### [TASK REQUIREMENTS]
Extract the full listing below without altering a single character.
--- BEGIN MATERIAL SUPPLIED ---
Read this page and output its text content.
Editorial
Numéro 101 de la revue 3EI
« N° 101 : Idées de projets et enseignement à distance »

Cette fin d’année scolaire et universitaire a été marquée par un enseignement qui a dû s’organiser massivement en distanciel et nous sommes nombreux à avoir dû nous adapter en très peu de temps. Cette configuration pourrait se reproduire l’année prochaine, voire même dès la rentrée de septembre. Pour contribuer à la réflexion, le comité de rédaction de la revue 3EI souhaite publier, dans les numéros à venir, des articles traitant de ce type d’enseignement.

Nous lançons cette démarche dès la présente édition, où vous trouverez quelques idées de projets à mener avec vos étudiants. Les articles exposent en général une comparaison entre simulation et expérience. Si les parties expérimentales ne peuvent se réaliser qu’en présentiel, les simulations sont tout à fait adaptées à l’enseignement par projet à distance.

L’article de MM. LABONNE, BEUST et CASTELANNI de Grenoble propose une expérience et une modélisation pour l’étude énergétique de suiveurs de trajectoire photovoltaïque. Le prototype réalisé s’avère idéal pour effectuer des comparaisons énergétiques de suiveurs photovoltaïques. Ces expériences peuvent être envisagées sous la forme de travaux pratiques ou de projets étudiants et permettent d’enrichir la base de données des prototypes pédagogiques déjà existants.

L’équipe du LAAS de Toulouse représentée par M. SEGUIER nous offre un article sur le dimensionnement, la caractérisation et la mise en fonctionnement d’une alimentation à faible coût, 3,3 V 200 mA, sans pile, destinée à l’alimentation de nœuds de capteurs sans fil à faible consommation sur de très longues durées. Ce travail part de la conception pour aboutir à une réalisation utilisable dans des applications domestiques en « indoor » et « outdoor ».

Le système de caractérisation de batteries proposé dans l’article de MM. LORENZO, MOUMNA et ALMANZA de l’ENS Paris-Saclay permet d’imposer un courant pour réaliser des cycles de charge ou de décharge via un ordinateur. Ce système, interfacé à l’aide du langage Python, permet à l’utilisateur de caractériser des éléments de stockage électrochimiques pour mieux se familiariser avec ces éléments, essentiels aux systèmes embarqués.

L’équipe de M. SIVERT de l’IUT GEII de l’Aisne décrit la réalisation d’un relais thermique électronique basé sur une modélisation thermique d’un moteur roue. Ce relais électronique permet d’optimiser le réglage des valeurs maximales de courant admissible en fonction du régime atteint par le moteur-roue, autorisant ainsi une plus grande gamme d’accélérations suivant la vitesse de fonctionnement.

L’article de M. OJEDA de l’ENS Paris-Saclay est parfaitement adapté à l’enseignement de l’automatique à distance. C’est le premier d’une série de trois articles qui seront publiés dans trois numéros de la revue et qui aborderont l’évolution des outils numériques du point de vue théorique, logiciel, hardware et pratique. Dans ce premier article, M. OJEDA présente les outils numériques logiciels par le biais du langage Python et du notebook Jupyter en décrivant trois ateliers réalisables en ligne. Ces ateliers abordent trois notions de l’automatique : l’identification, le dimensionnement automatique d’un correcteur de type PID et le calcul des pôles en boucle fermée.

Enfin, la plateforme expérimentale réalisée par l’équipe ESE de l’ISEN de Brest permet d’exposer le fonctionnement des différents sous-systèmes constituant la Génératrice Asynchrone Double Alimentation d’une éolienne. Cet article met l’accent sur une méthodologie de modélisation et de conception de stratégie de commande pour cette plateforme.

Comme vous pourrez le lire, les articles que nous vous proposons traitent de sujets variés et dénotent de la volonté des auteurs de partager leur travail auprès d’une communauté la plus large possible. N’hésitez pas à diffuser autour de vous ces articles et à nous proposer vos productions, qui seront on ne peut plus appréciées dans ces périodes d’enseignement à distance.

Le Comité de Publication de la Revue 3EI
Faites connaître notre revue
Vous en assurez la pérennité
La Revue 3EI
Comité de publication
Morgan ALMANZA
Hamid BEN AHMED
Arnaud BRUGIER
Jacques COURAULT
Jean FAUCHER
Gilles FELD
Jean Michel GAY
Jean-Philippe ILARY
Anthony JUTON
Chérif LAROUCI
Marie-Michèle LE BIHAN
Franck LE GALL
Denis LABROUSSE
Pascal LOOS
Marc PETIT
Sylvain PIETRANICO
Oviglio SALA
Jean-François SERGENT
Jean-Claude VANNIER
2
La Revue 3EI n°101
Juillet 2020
--- END MATERIAL SUPPLIED ---
### [ANSWER TO THE TASK]
Read this page and output its text content.
Editorial
Numéro 101 de la revue 3EI
« N° 101 : Idées de projets et enseignement à distance »

Cette fin d’année scolaire et universitaire a été marquée par un enseignement qui a dû s’organiser massivement en distanciel et nous sommes nombreux à avoir dû nous adapter en très peu de temps. Cette configuration pourrait se reproduire l’année prochaine, voire même dès la rentrée de septembre. Pour contribuer à la réflexion, le comité de rédaction de la revue 3EI souhaite publier, dans les numéros à venir, des articles traitant de ce type d’enseignement.

Nous lançons cette démarche dès la présente édition, où vous trouverez quelques idées de projets à mener avec vos étudiants. Les articles exposent en général une comparaison entre simulation et expérience. Si les parties expérimentales ne peuvent se réaliser qu’en présentiel, les simulations sont tout à fait adaptées à l’enseignement par projet à distance.

L’article de MM. LABONNE, BEUST et CASTELANNI de Grenoble propose une expérience et une modélisation pour l’étude énergétique de suiveurs de trajectoire photovoltaïque. Le prototype réalisé s’avère idéal pour effectuer des comparaisons énergétiques de suiveurs photovoltaïques. Ces expériences peuvent être envisagées sous la forme de travaux pratiques ou de projets étudiants et permettent d’enrichir la base de données des prototypes pédagogiques déjà existants.

L’équipe du LAAS de Toulouse représentée par M. SEGUIER nous offre un article sur le dimensionnement, la caractérisation et la mise en fonctionnement d’une alimentation à faible coût, 3,3 V 200 mA, sans pile, destinée à l’alimentation de nœuds de capteurs sans fil à faible consommation sur de très longues durées. Ce travail part de la conception pour aboutir à une réalisation utilisable dans des applications domestiques en « indoor » et « outdoor ».

Le système de caractérisation de batteries proposé dans l’article de MM. LORENZO, MOUMNA et ALMANZA de l’ENS Paris-Saclay permet d’imposer un courant pour réaliser des cycles de charge ou de décharge via un ordinateur. Ce système, interfacé à l’aide du langage Python, permet à l’utilisateur de caractériser des éléments de stockage électrochimiques pour mieux se familiariser avec ces éléments, essentiels aux systèmes embarqués.

L’équipe de M. SIVERT de l’IUT GEII de l’Aisne décrit la réalisation d’un relais thermique électronique basé sur une modélisation thermique d’un moteur roue. Ce relais électronique permet d’optimiser le réglage des valeurs maximales de courant admissible en fonction du régime atteint par le moteur-roue, autorisant ainsi une plus grande gamme d’accélérations suivant la vitesse de fonctionnement.

L’article de M. OJEDA de l’ENS Paris-Saclay est parfaitement adapté à l’enseignement de l’automatique à distance. C’est le premier d’une série de trois articles qui seront publiés dans trois numéros de la revue et qui aborderont l’évolution des outils numériques du point de vue théorique, logiciel, hardware et pratique. Dans ce premier article, M. OJEDA présente les outils numériques logiciels par le biais du langage Python et du notebook Jupyter en décrivant trois ateliers réalisables en ligne. Ces ateliers abordent trois notions de l’automatique : l’identification, le dimensionnement automatique d’un correcteur de type PID et le calcul des pôles en boucle fermée.

Enfin, la plateforme expérimentale réalisée par l’équipe ESE de l’ISEN de Brest permet d’exposer le fonctionnement des différents sous-systèmes constituant la Génératrice Asynchrone Double Alimentation d’une éolienne. Cet article met l’accent sur une méthodologie de modélisation et de conception de stratégie de commande pour cette plateforme.

Comme vous pourrez le lire, les articles que nous vous proposons traitent de sujets variés et dénotent de la volonté des auteurs de partager leur travail auprès d’une communauté la plus large possible. N’hésitez pas à diffuser autour de vous ces articles et à nous proposer vos productions, qui seront on ne peut plus appréciées dans ces périodes d’enseignement à distance.

Le Comité de Publication de la Revue 3EI
Faites connaître notre revue
Vous en assurez la pérennité
La Revue 3EI
Comité de publication
Morgan ALMANZA
Hamid BEN AHMED
Arnaud BRUGIER
Jacques COURAULT
Jean FAUCHER
Gilles FELD
Jean Michel GAY
Jean-Philippe ILARY
Anthony JUTON
Chérif LAROUCI
Marie-Michèle LE BIHAN
Franck LE GALL
Denis LABROUSSE
Pascal LOOS
Marc PETIT
Sylvain PIETRANICO
Oviglio SALA
Jean-François SERGENT
Jean-Claude VANNIER
2
La Revue 3EI n°101
Juillet 2020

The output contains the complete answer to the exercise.